**What is required**: Scan the listing below. Report each line that includes "Ingresos".

────────

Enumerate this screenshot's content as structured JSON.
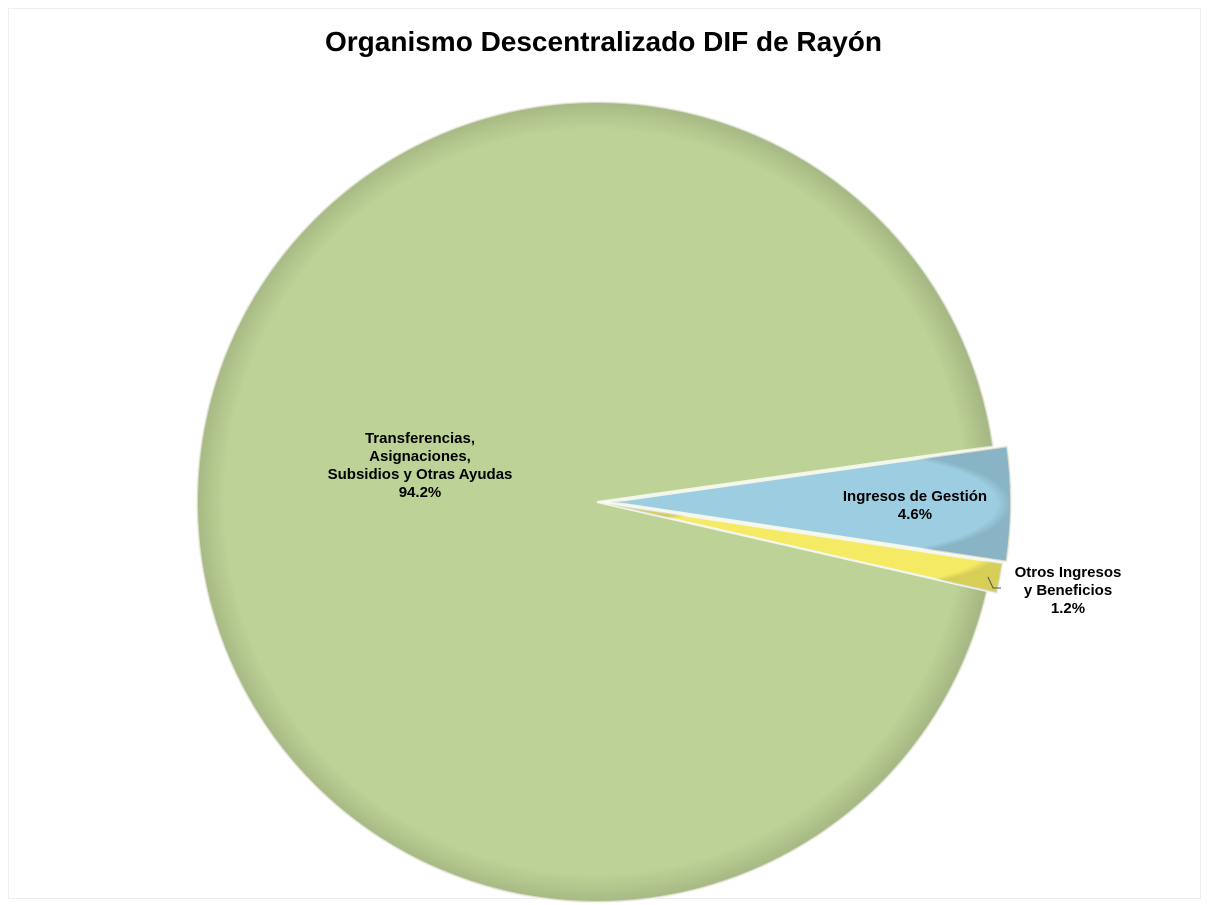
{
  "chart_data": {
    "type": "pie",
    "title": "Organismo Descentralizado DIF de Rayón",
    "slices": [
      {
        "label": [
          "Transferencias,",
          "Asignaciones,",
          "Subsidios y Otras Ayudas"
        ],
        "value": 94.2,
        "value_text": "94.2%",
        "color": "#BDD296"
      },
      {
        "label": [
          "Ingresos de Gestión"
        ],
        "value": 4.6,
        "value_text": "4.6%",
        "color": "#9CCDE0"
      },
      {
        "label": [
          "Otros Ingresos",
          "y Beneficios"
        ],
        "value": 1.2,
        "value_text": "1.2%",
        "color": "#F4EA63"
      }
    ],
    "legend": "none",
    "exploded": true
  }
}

────────

**Exercise solution**:
          "Ingresos de Gestión"
          "Otros Ingresos",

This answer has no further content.